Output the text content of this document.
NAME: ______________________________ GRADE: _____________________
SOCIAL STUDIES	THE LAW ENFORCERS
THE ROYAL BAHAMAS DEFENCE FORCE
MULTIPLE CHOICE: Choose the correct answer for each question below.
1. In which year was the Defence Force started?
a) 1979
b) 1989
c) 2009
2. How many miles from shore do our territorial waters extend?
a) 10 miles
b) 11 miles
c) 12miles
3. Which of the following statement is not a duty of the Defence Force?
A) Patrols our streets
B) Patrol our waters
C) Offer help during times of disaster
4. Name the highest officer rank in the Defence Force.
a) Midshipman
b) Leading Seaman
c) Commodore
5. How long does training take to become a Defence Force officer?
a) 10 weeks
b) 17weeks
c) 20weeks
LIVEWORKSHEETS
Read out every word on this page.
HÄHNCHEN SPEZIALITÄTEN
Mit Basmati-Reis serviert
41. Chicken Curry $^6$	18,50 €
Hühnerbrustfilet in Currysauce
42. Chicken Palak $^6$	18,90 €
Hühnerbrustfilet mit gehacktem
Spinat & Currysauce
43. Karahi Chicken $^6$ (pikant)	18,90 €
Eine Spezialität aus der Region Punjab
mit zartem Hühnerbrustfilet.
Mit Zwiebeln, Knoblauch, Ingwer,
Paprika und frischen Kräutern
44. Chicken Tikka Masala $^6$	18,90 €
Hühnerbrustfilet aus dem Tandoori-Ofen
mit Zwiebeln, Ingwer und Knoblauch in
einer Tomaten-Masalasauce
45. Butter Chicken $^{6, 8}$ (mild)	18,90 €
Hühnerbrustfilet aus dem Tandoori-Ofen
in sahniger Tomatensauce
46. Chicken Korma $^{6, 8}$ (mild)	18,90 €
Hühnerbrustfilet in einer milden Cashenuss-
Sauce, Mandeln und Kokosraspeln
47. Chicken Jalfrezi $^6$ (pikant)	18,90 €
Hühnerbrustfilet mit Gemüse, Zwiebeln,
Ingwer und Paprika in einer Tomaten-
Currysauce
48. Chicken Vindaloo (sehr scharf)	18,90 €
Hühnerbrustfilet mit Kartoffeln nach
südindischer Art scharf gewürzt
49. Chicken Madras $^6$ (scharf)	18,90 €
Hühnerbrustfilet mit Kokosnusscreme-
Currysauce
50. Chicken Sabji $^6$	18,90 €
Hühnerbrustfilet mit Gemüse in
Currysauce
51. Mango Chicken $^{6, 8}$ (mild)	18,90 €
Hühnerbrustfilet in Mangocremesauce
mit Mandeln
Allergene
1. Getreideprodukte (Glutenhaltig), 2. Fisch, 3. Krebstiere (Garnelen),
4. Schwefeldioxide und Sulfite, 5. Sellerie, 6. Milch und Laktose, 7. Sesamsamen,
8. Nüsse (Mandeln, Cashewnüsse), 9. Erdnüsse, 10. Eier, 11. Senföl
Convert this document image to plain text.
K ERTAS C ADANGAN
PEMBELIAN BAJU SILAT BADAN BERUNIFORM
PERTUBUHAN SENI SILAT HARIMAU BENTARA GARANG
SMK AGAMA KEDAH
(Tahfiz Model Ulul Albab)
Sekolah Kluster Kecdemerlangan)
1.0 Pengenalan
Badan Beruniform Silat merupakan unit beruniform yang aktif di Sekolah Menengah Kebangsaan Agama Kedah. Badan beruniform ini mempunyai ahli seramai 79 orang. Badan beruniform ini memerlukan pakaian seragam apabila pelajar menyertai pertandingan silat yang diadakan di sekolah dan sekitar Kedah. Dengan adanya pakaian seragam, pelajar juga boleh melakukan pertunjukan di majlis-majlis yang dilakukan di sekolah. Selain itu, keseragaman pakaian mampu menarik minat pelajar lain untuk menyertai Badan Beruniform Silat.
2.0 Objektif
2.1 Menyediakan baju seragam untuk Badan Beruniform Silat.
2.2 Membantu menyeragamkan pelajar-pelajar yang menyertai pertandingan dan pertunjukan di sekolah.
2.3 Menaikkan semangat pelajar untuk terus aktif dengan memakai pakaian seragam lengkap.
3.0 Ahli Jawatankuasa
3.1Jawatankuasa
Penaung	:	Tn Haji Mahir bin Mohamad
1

****

■ GIVEN REQUEST ■
Report each line of the material above where the word "Gemüse" appears.

■ ANSWER FOR THIS EXERCISE ■
Hühnerbrustfilet mit Gemüse, Zwiebeln,
Hühnerbrustfilet mit Gemüse in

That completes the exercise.